--- Start ---
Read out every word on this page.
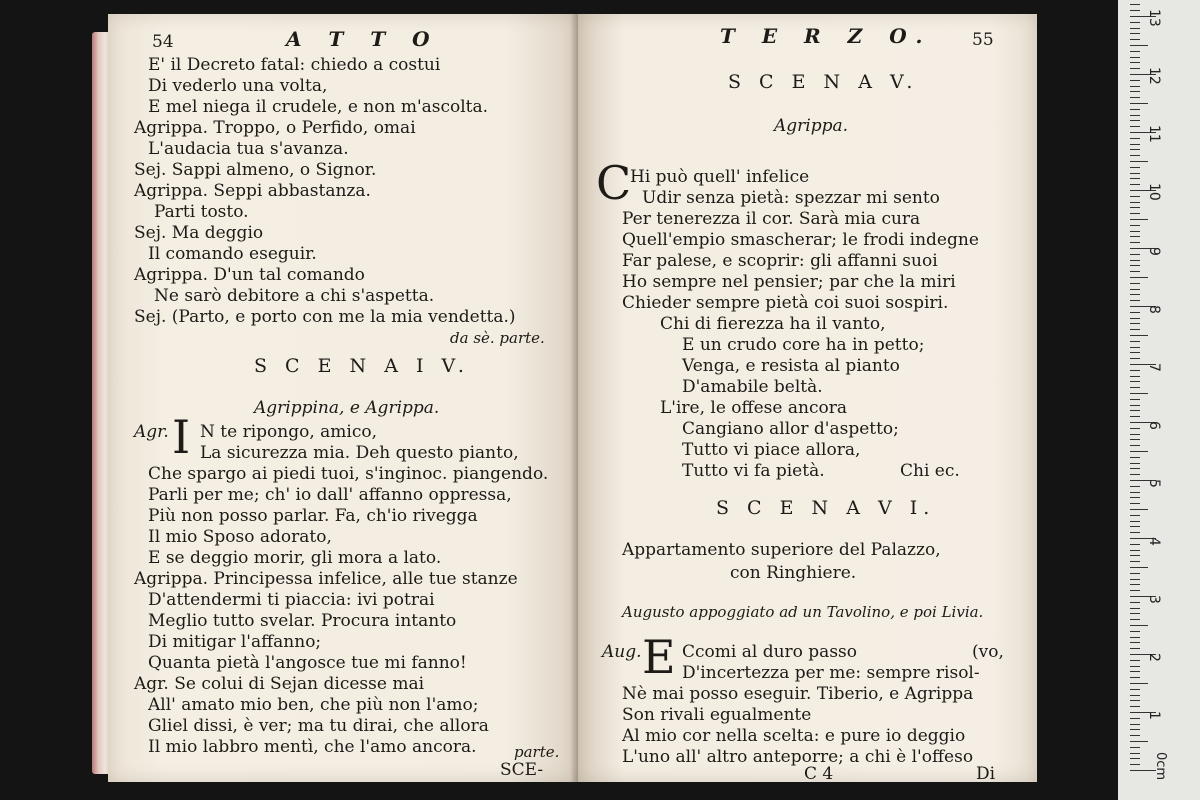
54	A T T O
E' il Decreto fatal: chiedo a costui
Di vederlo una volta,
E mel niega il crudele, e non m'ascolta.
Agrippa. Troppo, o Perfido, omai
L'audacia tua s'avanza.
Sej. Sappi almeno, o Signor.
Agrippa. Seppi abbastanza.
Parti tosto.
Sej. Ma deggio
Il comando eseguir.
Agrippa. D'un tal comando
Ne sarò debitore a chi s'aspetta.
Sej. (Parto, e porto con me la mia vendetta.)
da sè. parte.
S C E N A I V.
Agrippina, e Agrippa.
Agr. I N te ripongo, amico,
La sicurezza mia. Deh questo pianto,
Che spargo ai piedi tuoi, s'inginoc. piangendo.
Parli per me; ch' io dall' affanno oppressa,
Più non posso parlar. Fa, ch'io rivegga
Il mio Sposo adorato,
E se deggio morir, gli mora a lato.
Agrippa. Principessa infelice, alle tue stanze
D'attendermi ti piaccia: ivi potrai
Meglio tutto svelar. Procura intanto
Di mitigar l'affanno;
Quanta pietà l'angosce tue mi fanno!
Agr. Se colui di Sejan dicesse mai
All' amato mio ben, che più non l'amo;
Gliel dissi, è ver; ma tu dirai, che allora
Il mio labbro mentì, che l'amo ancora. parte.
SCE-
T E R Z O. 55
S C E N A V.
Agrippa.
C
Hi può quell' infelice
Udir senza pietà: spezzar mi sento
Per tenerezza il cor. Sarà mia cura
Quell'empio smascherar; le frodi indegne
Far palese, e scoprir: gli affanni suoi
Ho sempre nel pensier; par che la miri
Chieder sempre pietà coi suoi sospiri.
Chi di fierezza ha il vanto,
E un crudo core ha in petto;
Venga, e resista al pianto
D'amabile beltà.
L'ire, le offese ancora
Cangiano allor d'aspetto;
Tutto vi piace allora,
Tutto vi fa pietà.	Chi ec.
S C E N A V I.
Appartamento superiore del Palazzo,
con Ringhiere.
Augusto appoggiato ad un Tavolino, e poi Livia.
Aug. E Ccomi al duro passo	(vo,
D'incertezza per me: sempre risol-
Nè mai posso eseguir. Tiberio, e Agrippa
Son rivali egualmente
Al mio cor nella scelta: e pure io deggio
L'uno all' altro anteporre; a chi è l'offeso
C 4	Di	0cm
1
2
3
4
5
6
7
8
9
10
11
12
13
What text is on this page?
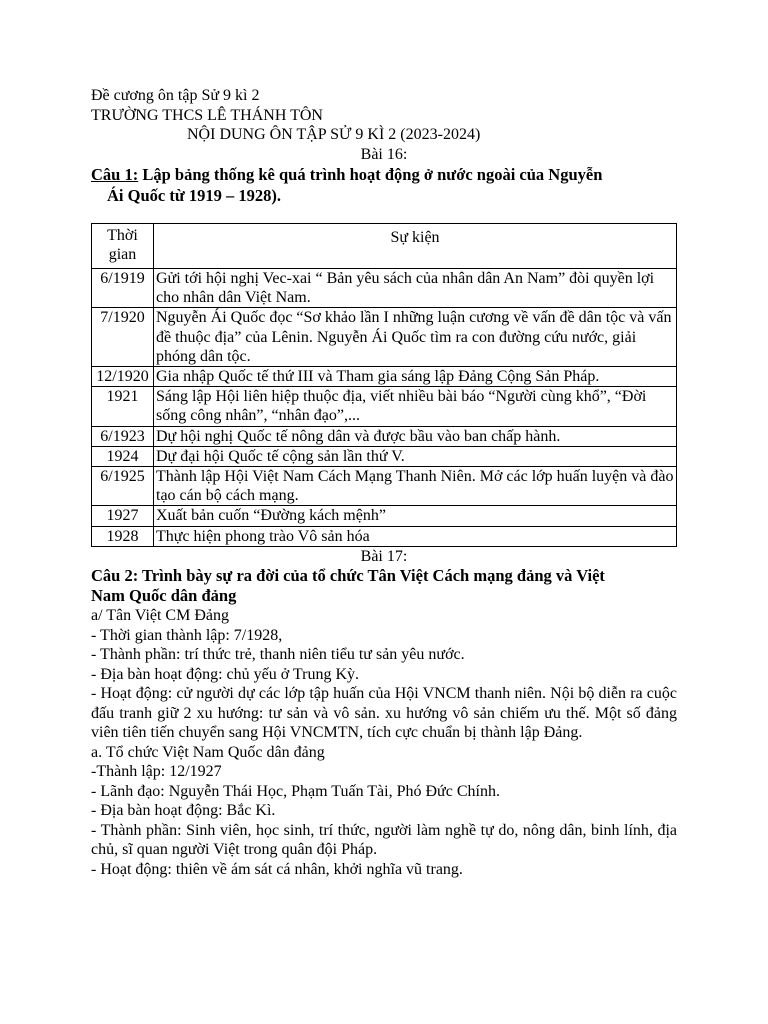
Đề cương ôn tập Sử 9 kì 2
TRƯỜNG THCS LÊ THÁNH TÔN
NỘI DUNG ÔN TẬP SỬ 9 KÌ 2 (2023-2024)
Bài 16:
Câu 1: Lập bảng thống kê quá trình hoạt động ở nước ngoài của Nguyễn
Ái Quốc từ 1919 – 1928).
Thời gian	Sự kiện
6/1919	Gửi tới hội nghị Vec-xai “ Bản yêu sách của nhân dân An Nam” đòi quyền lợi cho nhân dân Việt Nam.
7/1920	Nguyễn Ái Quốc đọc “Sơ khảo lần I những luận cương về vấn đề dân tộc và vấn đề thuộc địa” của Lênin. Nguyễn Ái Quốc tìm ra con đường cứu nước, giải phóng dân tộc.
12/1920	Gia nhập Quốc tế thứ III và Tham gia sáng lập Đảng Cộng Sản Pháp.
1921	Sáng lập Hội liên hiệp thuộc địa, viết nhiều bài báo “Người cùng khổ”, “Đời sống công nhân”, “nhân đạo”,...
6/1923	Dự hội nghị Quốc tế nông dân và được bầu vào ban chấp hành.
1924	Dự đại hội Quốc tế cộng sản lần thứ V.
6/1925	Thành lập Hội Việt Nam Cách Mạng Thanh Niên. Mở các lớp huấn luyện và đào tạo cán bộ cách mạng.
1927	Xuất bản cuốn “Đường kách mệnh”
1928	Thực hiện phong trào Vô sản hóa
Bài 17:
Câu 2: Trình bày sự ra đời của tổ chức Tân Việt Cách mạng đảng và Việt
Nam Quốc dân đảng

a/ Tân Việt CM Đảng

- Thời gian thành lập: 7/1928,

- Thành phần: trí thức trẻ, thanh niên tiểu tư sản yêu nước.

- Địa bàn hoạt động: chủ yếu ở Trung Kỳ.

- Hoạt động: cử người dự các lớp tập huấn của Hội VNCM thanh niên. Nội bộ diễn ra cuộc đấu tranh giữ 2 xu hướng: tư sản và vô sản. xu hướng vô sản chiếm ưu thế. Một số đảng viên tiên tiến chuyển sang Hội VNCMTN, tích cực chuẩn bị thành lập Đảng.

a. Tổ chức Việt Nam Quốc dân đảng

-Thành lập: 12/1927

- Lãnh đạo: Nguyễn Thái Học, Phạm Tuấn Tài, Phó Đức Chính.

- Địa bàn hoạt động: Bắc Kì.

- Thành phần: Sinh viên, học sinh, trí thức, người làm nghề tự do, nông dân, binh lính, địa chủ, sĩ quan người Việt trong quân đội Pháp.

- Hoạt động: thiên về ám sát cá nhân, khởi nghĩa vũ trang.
--- End ---
Problem requirements. Search the listing for the string "page". Copy each line where it turns up.

Solution to this problem.
Read out every word on this page.
What text is on this page?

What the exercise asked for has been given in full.